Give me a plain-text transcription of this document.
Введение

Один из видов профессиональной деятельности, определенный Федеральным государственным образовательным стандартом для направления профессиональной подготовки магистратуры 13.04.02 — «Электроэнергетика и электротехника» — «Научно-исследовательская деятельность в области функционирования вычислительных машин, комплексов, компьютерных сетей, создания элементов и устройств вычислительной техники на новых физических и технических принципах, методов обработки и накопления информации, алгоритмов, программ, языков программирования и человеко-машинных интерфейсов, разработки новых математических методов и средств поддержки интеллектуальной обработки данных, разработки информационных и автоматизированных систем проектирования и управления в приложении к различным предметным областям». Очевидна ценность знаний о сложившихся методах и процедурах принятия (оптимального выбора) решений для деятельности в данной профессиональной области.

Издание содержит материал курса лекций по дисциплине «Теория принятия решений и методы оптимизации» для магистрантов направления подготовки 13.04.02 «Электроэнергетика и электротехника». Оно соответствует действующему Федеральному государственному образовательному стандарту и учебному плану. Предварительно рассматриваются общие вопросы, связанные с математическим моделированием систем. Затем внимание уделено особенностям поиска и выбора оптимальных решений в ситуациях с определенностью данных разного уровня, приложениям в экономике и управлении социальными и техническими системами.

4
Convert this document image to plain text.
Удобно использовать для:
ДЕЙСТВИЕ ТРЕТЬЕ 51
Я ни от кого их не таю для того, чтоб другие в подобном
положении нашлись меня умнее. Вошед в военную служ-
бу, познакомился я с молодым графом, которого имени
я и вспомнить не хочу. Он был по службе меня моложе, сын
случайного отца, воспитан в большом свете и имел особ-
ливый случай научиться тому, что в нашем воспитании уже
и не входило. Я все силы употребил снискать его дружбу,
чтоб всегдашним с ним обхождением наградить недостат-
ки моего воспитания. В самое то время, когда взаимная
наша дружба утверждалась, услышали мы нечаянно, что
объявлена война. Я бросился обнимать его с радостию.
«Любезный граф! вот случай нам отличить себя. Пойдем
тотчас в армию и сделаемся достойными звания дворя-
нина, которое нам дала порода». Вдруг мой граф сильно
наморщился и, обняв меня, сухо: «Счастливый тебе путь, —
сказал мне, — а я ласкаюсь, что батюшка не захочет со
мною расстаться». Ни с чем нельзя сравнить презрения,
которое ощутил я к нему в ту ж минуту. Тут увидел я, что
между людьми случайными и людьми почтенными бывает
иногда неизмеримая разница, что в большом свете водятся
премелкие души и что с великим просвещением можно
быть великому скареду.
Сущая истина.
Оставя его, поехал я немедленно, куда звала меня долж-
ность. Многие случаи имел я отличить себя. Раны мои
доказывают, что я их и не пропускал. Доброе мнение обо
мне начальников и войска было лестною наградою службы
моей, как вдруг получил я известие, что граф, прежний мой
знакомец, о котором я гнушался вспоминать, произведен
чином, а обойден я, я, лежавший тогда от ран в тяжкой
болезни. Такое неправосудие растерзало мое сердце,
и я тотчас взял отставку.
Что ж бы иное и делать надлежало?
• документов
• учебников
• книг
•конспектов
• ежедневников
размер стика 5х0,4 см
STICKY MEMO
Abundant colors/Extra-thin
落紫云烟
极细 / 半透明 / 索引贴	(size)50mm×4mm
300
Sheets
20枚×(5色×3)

Exercise objective:
Copy the lines from the entries above in which the word "plain" appears.

Solution:
Give me a plain-text transcription of this document.
Convert this document image to plain text.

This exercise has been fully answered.